• Exercise directions: Leave every picture out and write out the records below exactly.
***
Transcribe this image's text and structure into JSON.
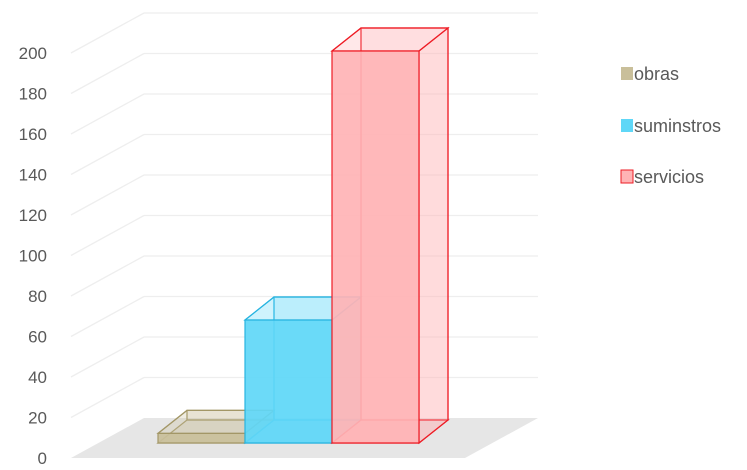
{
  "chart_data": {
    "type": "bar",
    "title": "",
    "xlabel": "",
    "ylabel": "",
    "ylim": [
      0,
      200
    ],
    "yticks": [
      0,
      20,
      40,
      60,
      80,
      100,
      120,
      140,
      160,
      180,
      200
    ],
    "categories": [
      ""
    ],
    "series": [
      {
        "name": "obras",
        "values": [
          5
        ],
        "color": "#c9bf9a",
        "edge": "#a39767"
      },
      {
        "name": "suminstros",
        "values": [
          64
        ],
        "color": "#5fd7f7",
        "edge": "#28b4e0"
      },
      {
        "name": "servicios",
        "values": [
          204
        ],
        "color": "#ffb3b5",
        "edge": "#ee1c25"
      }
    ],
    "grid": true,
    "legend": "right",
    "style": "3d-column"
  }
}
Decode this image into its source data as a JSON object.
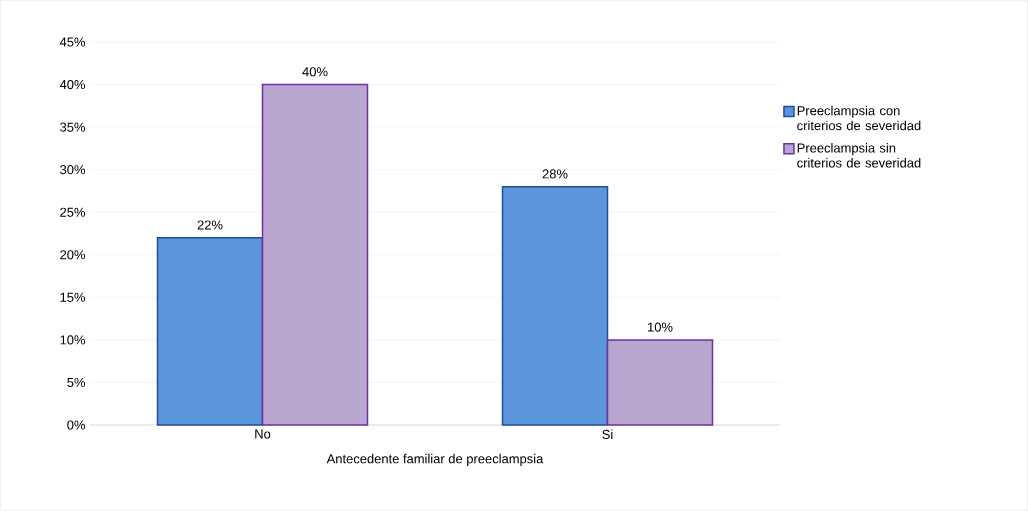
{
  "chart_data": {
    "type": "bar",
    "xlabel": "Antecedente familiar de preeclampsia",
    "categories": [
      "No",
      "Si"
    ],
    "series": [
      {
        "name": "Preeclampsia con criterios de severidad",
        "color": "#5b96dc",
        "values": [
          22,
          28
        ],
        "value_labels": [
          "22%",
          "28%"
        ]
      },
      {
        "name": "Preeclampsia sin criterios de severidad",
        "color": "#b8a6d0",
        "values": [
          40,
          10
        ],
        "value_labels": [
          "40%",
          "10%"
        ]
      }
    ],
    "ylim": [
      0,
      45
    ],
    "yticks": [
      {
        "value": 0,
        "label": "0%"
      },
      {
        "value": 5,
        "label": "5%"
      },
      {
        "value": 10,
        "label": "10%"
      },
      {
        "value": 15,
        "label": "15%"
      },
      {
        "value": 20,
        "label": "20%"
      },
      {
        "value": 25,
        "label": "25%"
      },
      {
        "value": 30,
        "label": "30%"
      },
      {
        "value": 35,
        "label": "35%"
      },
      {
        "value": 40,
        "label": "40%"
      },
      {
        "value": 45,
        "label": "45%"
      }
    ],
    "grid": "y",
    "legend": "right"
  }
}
***
• Result for this task:
Transcribe this image's text and structure into JSON.
{
  "chart_data": {
    "type": "bar",
    "title": "",
    "xlabel": "",
    "ylabel": "",
    "ylim": [
      0,
      200
    ],
    "yticks": [
      0,
      20,
      40,
      60,
      80,
      100,
      120,
      140,
      160,
      180,
      200
    ],
    "categories": [
      ""
    ],
    "series": [
      {
        "name": "obras",
        "values": [
          5
        ],
        "color": "#c9bf9a",
        "edge": "#a39767"
      },
      {
        "name": "suminstros",
        "values": [
          64
        ],
        "color": "#5fd7f7",
        "edge": "#28b4e0"
      },
      {
        "name": "servicios",
        "values": [
          204
        ],
        "color": "#ffb3b5",
        "edge": "#ee1c25"
      }
    ],
    "grid": true,
    "legend": "right",
    "style": "3d-column"
  }
}
Decode this image into its source data as a JSON object.
{
  "chart_data": {
    "type": "bar",
    "xlabel": "Antecedente familiar de preeclampsia",
    "categories": [
      "No",
      "Si"
    ],
    "series": [
      {
        "name": "Preeclampsia con criterios de severidad",
        "color": "#5b96dc",
        "values": [
          22,
          28
        ],
        "value_labels": [
          "22%",
          "28%"
        ]
      },
      {
        "name": "Preeclampsia sin criterios de severidad",
        "color": "#b8a6d0",
        "values": [
          40,
          10
        ],
        "value_labels": [
          "40%",
          "10%"
        ]
      }
    ],
    "ylim": [
      0,
      45
    ],
    "yticks": [
      {
        "value": 0,
        "label": "0%"
      },
      {
        "value": 5,
        "label": "5%"
      },
      {
        "value": 10,
        "label": "10%"
      },
      {
        "value": 15,
        "label": "15%"
      },
      {
        "value": 20,
        "label": "20%"
      },
      {
        "value": 25,
        "label": "25%"
      },
      {
        "value": 30,
        "label": "30%"
      },
      {
        "value": 35,
        "label": "35%"
      },
      {
        "value": 40,
        "label": "40%"
      },
      {
        "value": 45,
        "label": "45%"
      }
    ],
    "grid": "y",
    "legend": "right"
  }
}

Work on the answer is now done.